What needs to be done | The listing below should be written out exactly; please include all of it.

BEGIN Records

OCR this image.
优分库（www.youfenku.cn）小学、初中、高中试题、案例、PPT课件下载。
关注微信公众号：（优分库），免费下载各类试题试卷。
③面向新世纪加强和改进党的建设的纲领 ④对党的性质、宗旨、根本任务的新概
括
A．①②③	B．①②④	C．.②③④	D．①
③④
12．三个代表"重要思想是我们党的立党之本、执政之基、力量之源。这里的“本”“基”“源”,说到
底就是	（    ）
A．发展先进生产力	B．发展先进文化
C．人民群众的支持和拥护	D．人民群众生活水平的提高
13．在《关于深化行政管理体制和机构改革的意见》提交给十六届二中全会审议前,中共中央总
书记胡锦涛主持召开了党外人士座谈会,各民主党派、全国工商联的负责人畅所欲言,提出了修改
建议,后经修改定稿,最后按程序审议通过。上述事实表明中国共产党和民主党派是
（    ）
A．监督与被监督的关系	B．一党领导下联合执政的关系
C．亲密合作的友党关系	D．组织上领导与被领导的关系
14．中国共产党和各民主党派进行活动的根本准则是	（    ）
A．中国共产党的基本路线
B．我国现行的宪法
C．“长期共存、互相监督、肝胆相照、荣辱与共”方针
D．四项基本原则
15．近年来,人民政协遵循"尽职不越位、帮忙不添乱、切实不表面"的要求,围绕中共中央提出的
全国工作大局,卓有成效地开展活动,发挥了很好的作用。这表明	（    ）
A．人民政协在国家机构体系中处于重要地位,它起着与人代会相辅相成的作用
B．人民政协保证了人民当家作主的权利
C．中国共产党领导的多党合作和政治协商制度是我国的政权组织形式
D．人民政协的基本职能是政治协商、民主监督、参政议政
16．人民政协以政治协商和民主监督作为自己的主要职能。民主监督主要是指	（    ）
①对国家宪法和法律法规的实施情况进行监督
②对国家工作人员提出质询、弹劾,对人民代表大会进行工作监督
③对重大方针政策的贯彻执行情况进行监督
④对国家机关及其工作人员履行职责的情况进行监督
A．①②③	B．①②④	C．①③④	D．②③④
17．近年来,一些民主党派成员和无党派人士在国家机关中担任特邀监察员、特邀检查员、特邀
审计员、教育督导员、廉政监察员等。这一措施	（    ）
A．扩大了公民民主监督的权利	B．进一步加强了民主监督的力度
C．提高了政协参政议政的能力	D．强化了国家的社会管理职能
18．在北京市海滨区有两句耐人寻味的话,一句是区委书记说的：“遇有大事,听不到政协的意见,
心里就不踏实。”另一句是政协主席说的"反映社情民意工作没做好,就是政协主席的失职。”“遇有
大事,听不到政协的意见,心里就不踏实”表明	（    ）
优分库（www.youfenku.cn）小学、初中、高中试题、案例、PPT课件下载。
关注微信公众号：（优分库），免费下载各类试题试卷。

END Records

Task result |
OCR this image.
优分库（www.youfenku.cn）小学、初中、高中试题、案例、PPT课件下载。
关注微信公众号：（优分库），免费下载各类试题试卷。
③面向新世纪加强和改进党的建设的纲领 ④对党的性质、宗旨、根本任务的新概
括
A．①②③	B．①②④	C．.②③④	D．①
③④
12．三个代表"重要思想是我们党的立党之本、执政之基、力量之源。这里的“本”“基”“源”,说到
底就是	（    ）
A．发展先进生产力	B．发展先进文化
C．人民群众的支持和拥护	D．人民群众生活水平的提高
13．在《关于深化行政管理体制和机构改革的意见》提交给十六届二中全会审议前,中共中央总
书记胡锦涛主持召开了党外人士座谈会,各民主党派、全国工商联的负责人畅所欲言,提出了修改
建议,后经修改定稿,最后按程序审议通过。上述事实表明中国共产党和民主党派是
（    ）
A．监督与被监督的关系	B．一党领导下联合执政的关系
C．亲密合作的友党关系	D．组织上领导与被领导的关系
14．中国共产党和各民主党派进行活动的根本准则是	（    ）
A．中国共产党的基本路线
B．我国现行的宪法
C．“长期共存、互相监督、肝胆相照、荣辱与共”方针
D．四项基本原则
15．近年来,人民政协遵循"尽职不越位、帮忙不添乱、切实不表面"的要求,围绕中共中央提出的
全国工作大局,卓有成效地开展活动,发挥了很好的作用。这表明	（    ）
A．人民政协在国家机构体系中处于重要地位,它起着与人代会相辅相成的作用
B．人民政协保证了人民当家作主的权利
C．中国共产党领导的多党合作和政治协商制度是我国的政权组织形式
D．人民政协的基本职能是政治协商、民主监督、参政议政
16．人民政协以政治协商和民主监督作为自己的主要职能。民主监督主要是指	（    ）
①对国家宪法和法律法规的实施情况进行监督
②对国家工作人员提出质询、弹劾,对人民代表大会进行工作监督
③对重大方针政策的贯彻执行情况进行监督
④对国家机关及其工作人员履行职责的情况进行监督
A．①②③	B．①②④	C．①③④	D．②③④
17．近年来,一些民主党派成员和无党派人士在国家机关中担任特邀监察员、特邀检查员、特邀
审计员、教育督导员、廉政监察员等。这一措施	（    ）
A．扩大了公民民主监督的权利	B．进一步加强了民主监督的力度
C．提高了政协参政议政的能力	D．强化了国家的社会管理职能
18．在北京市海滨区有两句耐人寻味的话,一句是区委书记说的：“遇有大事,听不到政协的意见,
心里就不踏实。”另一句是政协主席说的"反映社情民意工作没做好,就是政协主席的失职。”“遇有
大事,听不到政协的意见,心里就不踏实”表明	（    ）
优分库（www.youfenku.cn）小学、初中、高中试题、案例、PPT课件下载。
关注微信公众号：（优分库），免费下载各类试题试卷。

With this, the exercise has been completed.